> DIRECTIONS FOR THIS TASK
Go through the listing and copy each line with the string "defined".

## START TASK MATERIAL

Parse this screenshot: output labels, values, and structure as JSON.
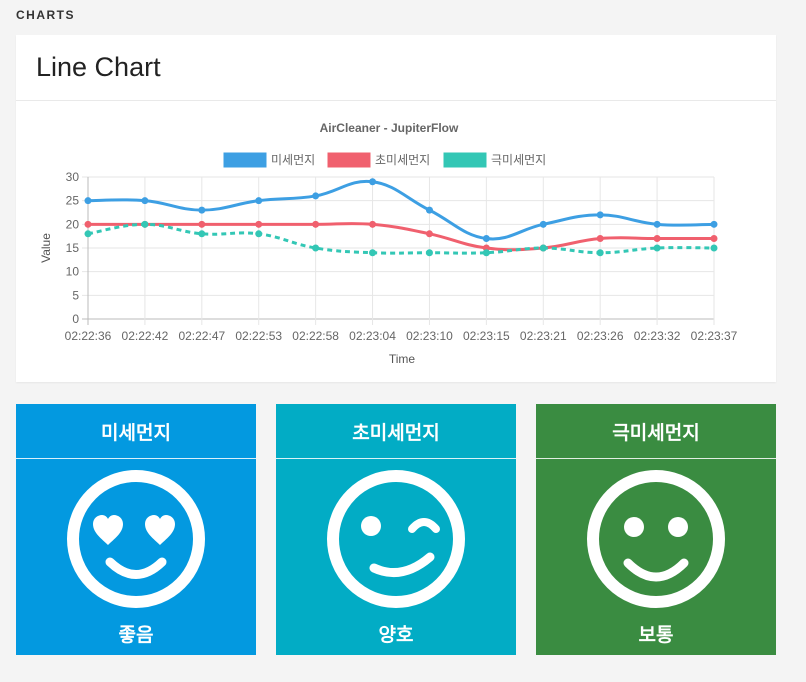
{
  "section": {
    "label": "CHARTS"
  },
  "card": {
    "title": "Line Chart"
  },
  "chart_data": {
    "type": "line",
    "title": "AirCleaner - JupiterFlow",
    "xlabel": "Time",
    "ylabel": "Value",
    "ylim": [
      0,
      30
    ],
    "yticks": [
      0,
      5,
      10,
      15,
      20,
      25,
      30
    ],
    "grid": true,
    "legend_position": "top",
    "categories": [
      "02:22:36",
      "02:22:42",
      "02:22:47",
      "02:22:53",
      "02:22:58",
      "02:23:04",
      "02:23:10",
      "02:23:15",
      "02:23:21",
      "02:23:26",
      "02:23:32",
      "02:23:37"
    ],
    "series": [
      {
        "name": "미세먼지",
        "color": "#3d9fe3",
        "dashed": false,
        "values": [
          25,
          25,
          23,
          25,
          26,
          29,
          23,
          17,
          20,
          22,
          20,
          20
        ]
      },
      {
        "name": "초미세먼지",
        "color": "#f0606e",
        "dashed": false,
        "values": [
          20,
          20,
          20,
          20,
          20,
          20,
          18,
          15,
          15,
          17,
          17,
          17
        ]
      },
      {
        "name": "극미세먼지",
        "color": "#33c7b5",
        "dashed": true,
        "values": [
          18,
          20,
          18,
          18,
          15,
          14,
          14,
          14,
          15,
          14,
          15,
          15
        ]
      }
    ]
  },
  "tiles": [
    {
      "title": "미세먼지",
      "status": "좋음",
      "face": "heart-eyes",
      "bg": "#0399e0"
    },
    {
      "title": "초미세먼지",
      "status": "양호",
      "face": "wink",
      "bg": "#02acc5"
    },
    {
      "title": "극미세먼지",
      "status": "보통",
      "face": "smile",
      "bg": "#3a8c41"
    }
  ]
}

## END TASK MATERIAL
## START TASK MATERIAL

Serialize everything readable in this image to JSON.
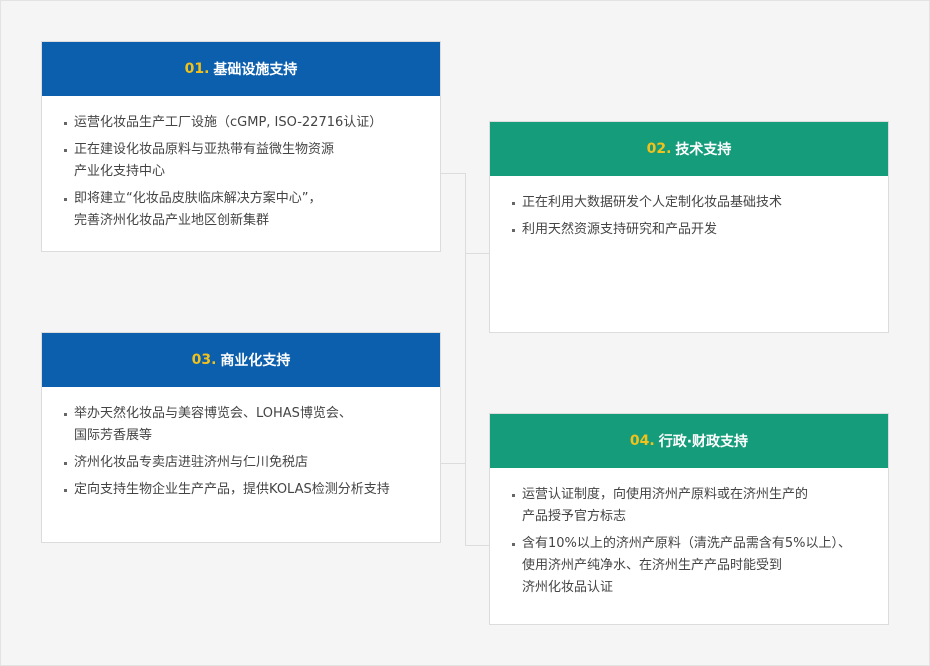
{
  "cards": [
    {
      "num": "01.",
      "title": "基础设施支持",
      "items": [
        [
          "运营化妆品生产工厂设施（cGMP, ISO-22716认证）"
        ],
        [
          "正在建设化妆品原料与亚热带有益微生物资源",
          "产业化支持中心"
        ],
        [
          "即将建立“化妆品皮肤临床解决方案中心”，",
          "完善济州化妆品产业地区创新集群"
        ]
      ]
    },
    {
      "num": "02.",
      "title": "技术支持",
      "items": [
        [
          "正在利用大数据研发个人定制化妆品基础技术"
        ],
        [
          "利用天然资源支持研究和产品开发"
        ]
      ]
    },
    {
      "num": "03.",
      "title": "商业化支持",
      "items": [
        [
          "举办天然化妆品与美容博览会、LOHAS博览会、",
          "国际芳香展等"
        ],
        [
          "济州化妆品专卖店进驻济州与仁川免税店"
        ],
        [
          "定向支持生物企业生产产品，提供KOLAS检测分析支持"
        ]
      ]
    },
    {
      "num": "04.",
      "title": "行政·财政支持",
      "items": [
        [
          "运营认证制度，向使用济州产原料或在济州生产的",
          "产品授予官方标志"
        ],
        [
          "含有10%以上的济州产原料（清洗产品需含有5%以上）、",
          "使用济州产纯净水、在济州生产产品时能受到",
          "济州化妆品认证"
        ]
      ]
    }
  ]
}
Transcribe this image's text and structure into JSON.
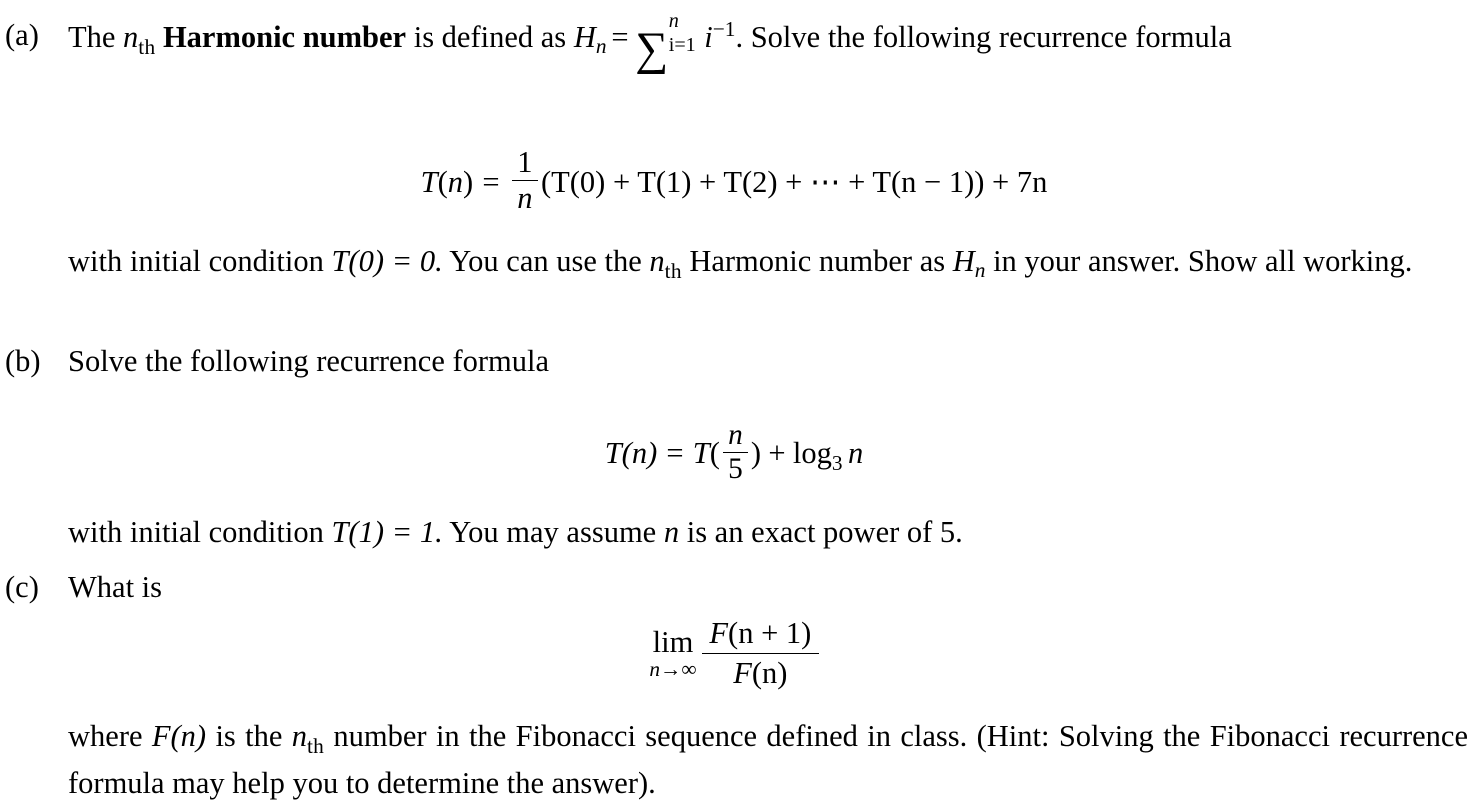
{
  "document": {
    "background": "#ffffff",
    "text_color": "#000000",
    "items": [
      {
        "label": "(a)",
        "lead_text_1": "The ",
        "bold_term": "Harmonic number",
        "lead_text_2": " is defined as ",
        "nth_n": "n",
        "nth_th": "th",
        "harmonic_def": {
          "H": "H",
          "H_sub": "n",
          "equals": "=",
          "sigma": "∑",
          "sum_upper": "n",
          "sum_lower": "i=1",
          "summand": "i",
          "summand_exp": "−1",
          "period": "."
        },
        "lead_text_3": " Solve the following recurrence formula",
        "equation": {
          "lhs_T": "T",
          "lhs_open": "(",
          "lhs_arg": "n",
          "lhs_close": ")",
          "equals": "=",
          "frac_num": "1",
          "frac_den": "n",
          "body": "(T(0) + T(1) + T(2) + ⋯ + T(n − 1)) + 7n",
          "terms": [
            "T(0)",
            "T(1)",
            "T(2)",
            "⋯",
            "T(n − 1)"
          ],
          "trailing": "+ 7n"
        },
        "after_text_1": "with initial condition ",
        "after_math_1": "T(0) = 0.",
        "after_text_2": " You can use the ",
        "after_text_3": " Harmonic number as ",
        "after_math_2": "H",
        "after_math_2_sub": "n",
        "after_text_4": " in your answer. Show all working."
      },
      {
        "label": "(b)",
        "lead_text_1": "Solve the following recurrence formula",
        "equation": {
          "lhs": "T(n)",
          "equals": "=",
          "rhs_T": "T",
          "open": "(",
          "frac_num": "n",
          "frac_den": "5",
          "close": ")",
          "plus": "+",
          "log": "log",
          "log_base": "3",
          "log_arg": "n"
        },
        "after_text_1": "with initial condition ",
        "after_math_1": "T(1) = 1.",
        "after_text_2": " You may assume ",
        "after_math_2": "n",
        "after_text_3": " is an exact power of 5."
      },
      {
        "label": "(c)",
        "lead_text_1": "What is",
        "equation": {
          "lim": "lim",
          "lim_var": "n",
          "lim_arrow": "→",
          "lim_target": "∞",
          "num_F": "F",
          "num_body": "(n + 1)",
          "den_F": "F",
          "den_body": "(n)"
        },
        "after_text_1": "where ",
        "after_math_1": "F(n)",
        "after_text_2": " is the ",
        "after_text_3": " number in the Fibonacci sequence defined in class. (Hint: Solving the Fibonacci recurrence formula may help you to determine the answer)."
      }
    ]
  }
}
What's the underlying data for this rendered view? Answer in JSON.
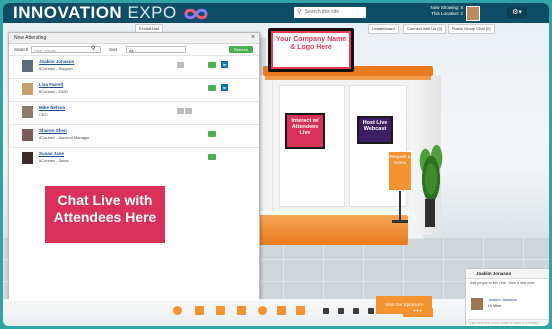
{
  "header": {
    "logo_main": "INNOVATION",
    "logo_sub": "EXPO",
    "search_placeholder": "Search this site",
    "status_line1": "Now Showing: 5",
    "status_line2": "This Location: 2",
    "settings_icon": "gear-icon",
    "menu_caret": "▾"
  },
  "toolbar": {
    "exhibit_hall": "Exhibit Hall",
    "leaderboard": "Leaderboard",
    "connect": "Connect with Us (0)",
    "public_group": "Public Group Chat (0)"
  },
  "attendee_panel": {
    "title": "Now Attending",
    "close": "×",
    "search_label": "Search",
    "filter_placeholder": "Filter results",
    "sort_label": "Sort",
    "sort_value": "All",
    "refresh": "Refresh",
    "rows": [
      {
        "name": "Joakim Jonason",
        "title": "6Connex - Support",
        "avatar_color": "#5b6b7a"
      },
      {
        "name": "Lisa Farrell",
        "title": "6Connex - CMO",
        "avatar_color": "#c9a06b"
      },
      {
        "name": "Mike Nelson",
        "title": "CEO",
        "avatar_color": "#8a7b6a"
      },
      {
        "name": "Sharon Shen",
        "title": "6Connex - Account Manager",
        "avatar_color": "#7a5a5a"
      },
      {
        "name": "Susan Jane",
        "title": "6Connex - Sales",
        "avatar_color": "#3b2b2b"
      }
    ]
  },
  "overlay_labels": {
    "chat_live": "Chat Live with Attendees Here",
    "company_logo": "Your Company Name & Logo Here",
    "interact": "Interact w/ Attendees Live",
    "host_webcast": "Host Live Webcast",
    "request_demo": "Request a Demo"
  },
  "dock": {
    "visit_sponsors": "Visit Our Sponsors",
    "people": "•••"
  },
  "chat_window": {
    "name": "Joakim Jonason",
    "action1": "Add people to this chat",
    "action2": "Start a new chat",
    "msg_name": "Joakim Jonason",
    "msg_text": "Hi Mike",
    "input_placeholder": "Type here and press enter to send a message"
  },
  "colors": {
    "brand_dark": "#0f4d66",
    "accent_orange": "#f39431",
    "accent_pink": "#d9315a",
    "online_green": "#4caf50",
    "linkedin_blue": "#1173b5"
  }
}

## END TASK MATERIAL
## START TASK MATERIAL

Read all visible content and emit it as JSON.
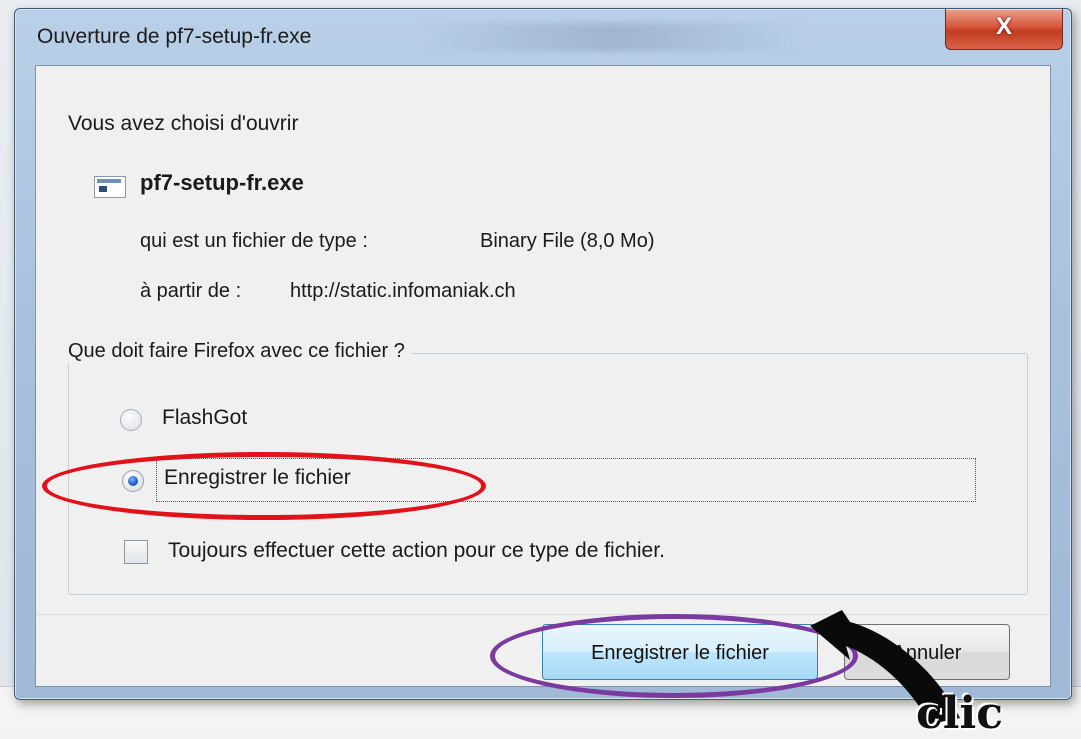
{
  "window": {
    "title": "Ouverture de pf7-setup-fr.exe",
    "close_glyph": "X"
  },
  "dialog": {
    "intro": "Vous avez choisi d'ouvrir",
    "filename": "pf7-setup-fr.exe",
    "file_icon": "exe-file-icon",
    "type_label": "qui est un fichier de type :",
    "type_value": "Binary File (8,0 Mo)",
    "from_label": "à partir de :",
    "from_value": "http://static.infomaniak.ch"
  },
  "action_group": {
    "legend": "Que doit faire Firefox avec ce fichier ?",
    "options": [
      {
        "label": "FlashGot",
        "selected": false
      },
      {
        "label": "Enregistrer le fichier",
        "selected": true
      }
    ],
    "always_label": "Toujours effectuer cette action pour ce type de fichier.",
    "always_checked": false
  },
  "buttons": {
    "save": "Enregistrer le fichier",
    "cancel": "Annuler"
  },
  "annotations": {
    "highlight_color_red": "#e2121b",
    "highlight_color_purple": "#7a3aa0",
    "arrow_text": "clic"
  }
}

## END TASK MATERIAL

> TASK SOLUTION
        "lead_text_2": " is defined as ",
        "after_text_3": " number in the Fibonacci sequence defined in class. (Hint: Solving the Fibonacci recurrence formula may help you to determine the answer)."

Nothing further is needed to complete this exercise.